EXERCISE
Look through the data below. Collect every line where the word "replacement" occurs.
-------
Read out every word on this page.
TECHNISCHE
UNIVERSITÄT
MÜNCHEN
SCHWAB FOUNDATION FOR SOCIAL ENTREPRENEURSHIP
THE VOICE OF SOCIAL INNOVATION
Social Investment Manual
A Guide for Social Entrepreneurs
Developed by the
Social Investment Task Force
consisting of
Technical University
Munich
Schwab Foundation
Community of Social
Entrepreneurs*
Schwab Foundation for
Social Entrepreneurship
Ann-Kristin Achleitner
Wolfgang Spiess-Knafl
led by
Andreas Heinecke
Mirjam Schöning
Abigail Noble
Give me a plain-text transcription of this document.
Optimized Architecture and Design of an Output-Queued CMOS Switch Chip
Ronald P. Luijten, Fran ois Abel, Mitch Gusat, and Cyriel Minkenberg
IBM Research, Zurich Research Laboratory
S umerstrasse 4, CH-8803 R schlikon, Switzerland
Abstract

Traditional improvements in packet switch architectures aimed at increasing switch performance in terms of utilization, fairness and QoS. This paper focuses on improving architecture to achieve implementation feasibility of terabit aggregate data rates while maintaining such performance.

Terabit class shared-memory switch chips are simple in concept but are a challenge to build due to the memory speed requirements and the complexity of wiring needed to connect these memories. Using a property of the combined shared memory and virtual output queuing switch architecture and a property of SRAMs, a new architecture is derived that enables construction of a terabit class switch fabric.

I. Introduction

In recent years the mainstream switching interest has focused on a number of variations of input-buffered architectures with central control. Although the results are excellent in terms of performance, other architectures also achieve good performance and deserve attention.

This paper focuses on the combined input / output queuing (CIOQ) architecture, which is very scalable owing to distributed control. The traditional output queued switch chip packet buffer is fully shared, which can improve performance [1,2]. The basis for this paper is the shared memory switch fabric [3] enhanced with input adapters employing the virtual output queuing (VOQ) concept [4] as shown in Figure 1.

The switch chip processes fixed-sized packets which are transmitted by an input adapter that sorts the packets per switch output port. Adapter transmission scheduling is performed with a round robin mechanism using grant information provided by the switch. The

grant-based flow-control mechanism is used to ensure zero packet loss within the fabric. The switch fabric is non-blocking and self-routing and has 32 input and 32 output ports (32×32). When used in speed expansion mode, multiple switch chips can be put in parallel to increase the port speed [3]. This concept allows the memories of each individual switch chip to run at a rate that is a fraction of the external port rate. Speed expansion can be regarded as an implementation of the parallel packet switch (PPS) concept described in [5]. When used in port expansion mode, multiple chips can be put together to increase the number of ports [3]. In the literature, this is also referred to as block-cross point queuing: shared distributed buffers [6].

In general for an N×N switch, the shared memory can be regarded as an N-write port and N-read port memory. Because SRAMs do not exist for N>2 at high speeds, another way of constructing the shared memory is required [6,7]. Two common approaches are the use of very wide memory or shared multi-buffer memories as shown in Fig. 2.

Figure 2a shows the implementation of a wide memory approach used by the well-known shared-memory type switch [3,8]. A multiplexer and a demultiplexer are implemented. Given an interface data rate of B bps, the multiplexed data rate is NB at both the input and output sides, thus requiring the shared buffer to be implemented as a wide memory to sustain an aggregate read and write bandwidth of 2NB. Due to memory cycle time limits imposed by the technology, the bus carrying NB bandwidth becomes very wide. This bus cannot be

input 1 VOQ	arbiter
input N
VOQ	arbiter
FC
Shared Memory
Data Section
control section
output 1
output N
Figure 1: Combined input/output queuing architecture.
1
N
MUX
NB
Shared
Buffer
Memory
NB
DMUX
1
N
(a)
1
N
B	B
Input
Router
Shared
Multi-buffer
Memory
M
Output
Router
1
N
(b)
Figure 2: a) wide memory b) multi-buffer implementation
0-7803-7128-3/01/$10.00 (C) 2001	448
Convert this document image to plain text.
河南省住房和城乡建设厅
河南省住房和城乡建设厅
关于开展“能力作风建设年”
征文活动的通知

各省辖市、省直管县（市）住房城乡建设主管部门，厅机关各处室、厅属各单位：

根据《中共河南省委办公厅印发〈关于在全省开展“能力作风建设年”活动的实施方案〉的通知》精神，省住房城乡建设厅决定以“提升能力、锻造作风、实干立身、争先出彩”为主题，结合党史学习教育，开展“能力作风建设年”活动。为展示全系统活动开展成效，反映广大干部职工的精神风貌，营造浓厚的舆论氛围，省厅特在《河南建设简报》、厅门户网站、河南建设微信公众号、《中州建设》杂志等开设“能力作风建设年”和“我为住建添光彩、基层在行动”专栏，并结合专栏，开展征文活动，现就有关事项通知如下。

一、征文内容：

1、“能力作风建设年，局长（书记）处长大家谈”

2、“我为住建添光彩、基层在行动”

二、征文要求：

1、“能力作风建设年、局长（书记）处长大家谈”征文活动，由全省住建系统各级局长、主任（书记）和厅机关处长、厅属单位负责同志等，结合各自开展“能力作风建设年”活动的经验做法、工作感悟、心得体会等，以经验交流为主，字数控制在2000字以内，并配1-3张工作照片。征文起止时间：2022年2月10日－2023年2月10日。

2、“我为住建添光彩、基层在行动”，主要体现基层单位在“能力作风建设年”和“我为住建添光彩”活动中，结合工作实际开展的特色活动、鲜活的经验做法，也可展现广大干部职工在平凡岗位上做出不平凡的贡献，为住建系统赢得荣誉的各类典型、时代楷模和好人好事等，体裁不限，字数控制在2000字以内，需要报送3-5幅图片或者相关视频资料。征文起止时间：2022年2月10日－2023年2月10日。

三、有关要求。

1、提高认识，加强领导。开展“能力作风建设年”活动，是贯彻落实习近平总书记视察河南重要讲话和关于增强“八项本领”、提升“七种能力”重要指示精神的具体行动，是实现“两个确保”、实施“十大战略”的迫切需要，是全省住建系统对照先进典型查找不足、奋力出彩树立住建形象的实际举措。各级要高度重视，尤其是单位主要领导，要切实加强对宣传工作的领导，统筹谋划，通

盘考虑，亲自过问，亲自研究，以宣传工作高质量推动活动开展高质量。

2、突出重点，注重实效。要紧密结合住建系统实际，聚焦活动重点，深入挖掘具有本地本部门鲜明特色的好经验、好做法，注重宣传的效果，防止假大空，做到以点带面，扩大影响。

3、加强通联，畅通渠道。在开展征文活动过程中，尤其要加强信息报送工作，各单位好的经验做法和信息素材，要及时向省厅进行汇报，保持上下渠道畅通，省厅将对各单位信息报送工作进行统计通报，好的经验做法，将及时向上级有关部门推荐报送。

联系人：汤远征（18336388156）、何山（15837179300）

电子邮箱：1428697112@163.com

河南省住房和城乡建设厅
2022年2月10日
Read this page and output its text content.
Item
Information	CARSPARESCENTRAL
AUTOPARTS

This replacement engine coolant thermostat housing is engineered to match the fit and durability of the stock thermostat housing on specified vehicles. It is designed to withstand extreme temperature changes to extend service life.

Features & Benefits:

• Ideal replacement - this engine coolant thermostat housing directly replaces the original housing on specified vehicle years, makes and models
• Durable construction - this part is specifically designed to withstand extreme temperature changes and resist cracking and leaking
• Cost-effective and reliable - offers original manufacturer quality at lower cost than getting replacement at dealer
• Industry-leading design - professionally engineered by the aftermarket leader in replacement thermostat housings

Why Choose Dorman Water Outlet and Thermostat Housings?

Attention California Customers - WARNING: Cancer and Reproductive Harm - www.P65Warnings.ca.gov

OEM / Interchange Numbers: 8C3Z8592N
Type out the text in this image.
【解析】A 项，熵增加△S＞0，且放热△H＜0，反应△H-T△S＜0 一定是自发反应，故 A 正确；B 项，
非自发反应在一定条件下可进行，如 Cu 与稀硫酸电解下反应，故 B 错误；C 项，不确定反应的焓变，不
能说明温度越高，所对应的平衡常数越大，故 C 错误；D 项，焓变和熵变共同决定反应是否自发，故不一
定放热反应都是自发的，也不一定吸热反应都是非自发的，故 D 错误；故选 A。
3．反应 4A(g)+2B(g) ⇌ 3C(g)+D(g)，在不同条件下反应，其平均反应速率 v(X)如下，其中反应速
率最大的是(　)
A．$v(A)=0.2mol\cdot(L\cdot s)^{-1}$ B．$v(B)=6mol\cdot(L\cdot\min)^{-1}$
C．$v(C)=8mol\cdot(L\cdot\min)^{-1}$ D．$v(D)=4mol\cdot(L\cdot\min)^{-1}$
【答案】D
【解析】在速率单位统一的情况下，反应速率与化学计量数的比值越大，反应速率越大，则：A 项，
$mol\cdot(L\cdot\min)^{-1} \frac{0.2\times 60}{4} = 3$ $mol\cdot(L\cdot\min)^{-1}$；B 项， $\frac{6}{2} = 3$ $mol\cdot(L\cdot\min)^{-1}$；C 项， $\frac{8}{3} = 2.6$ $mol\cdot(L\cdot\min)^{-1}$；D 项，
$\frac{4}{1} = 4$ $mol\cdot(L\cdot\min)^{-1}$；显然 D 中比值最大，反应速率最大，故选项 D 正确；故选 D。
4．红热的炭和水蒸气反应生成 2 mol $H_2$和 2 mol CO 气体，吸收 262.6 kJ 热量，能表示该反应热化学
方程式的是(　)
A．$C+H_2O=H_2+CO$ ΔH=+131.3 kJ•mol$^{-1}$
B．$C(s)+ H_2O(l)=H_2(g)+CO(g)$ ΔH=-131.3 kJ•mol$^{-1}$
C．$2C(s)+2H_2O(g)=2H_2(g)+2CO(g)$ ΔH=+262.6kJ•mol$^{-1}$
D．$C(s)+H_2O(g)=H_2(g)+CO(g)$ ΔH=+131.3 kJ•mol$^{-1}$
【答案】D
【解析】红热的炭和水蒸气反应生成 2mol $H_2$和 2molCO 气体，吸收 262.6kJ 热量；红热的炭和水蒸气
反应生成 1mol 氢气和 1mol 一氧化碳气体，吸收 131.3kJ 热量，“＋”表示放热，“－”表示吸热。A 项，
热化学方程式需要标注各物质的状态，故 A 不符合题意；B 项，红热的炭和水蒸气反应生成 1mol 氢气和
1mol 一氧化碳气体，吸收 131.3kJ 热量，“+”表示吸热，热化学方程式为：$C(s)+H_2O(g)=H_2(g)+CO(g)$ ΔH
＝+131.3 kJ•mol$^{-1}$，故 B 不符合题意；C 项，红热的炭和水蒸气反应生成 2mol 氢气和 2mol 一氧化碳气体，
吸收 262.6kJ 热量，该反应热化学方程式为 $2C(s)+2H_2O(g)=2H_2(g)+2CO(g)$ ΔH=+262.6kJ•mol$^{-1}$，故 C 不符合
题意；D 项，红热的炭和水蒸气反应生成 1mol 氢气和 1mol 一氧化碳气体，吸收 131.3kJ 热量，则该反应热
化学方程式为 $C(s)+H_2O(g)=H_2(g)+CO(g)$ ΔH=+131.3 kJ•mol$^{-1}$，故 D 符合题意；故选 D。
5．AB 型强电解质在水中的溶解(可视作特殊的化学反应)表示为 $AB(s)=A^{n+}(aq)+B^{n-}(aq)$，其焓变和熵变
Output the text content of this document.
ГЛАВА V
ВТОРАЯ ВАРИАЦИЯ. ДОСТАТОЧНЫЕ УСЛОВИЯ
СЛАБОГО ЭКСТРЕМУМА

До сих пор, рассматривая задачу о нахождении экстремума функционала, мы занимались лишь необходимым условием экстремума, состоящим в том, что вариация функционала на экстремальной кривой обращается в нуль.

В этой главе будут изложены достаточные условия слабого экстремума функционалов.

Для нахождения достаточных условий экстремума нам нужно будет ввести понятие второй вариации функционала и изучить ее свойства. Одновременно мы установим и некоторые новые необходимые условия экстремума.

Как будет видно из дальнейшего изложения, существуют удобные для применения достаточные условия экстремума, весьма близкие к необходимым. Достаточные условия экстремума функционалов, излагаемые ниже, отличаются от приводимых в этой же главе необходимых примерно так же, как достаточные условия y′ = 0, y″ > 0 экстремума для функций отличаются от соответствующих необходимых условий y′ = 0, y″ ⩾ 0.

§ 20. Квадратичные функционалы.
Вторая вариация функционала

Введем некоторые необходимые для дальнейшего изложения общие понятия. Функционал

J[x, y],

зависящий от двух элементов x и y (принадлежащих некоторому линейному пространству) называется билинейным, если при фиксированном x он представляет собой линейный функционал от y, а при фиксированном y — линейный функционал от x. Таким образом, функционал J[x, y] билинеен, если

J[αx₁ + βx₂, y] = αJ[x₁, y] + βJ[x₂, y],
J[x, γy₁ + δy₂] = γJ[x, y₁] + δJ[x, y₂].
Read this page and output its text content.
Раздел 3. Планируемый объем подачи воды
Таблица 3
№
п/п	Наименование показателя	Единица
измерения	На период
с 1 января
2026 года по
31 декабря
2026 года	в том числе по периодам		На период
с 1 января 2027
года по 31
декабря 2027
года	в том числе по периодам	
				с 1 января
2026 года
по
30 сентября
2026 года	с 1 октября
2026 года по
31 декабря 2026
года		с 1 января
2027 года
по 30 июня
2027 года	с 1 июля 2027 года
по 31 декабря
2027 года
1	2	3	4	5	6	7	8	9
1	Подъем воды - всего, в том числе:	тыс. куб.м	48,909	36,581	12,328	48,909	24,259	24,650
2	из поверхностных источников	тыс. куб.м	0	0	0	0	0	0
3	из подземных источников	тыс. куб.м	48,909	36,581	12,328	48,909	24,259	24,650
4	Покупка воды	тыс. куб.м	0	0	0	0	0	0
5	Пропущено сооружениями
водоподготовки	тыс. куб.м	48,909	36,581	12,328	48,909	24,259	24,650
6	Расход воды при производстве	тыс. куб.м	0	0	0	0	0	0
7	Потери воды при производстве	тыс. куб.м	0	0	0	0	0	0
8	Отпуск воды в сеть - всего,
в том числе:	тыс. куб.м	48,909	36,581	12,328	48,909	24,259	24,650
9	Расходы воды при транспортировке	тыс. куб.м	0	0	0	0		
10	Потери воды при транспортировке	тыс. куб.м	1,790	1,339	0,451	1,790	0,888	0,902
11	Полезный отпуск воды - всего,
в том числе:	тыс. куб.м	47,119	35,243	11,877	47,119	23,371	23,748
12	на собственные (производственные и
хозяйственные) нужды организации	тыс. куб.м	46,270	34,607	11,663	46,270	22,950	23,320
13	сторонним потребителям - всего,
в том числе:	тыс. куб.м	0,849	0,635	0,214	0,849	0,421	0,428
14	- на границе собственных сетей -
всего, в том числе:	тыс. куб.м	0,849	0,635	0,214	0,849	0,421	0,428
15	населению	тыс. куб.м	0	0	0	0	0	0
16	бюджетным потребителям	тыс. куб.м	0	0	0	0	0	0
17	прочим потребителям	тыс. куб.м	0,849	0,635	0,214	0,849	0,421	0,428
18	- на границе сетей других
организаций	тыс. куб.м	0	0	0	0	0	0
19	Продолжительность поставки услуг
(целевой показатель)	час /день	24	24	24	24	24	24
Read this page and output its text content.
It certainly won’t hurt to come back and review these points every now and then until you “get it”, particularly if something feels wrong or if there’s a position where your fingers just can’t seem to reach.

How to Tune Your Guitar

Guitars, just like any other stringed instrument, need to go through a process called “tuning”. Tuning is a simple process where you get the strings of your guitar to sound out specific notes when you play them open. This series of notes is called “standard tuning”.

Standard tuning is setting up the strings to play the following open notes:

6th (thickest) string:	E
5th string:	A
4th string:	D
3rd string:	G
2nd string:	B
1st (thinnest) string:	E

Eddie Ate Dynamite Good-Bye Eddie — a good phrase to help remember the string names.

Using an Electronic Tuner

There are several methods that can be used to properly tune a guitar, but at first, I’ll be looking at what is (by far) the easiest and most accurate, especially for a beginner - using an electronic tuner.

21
-------
SOLUTION TO THE EXERCISE
This replacement engine coolant thermostat housing is engineered to match the fit and durability of the stock thermostat housing on specified vehicles. It is designed to withstand extreme temperature changes to extend service life.
• Ideal replacement - this engine coolant thermostat housing directly replaces the original housing on specified vehicle years, makes and models
• Cost-effective and reliable - offers original manufacturer quality at lower cost than getting replacement at dealer
• Industry-leading design - professionally engineered by the aftermarket leader in replacement thermostat housings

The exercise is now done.